-- SEITENTEXT --
Syrien: Mädchen schrieb Prüfung trotz Scharfschütze
Die Kämpfe in Syrien
sind weniger geworden. Der Krieg gilt in diesen Tagen als nahezu beendet. Nun
beginnt der schwierige Wiederaufbau. Die Kameras sind weg.
Doch Christen leisten wertvollen Wiederaufbau und berühren dadurch ihre
Mitmenschen. Gegenüber Livenet berichtete die syrische Schwester Annie, wie
sie den Einheimischen im Alltag beisteht und wie ein kleines Mädchen während
des Krieges zu ihrer persönlichen Heldin wurde.
Schwester Annie
Auch während der Kriegsjahre gab Schwester Annie Schulunterricht
– und fand einen bewegenden Hoffnungsfunken. «Ich war in der Schule und es
wurde gerade ein Examen geschrieben.»
Plötzlich war auf dem Korridor ein Geräusch zu hören. «Wir sahen den Verputz herunterrieseln und dann eine Kugel.
Scharfschützen waren in der Lage, unseren Korridor zu treffen. Die Schulleitung
sagte, wir sollten vorsichtig sein und ich bat die Kinder, von den
Fensterplätzen wegzukommen.» Still führten sie das Examen weiter. «Ein kleines
Mädchen sass unter dem Lehrerpult und führte dort seine Schreibarbeit versteckt
weiter. Da konnte ich meine Tränen nicht zurückhalten und ich sagte zu ihr: 'Du
bist eine Heldin unserer Zeit!' Das war unbeschreiblich für mich.»
Kerze in der einen,
Gebetsbuch in der anderen Hand
Strasse in Syrien
Das Leben während des Krieges war schwer in Aleppo. «Mehrere Jahre lang hatten wir keinen Strom. Manchmal hatten wir auch kein Wasser
und nichts zu essen. Als wir keine Elektrizität hatten, trugen wir in der einen
Hand das Gebetsbuch und in der anderen die Kerze, um zu lesen. Das war
eine schwere Zeit. Oft war uns kalt.»
Damals schlugen viele Bomben in Aleppo, dem Wirkungsgebiet
von Schwester Annie, ein. Einmal, als es besonders viele waren, «dachten wir,
dass am nächsten Tag niemand zum Gebet kommen würde. Doch die Kirche war voll.
Diese Entschlossenheit macht Mut. Wir versuchen, den Menschen in unserem Land
beizustehen.»

-- VORLIEGENDE AUFLISTUNG --
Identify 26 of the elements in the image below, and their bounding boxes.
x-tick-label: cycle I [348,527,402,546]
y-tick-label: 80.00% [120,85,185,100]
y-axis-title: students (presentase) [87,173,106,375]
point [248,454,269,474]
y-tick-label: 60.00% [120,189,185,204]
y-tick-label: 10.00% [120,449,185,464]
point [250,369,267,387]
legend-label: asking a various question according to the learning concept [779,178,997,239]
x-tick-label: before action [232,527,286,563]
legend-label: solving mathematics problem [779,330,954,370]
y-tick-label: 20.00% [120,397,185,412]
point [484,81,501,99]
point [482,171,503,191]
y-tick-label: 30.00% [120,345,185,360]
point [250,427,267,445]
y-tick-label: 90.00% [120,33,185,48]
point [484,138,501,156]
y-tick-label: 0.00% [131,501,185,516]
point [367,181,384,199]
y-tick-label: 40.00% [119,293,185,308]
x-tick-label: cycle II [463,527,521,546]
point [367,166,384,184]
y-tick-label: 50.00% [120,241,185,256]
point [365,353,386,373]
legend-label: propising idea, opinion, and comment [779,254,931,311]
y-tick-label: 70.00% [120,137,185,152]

-- VORGEGEBENE AUFGABE A --
Nenne alle Dinge, die laut Seitentext während des Krieges in Aleppo zeitweise fehlten.
-- VORGEGEBENE AUFGABE B --
Gib den Abschnitt des Seitentexts wortgetreu wieder, beginnend mit „Syrien: Mädchen schrieb“ und weiter bis „Kameras sind weg.“.
Die Auflistung hat mit dem Seitentext nichts zu tun.

-- ÜBUNGSERGEBNIS A --
Strom, Wasser, Essen

-- ÜBUNGSERGEBNIS B --
Syrien: Mädchen schrieb Prüfung trotz Scharfschütze
Die Kämpfe in Syrien
sind weniger geworden. Der Krieg gilt in diesen Tagen als nahezu beendet. Nun
beginnt der schwierige Wiederaufbau. Die Kameras sind weg.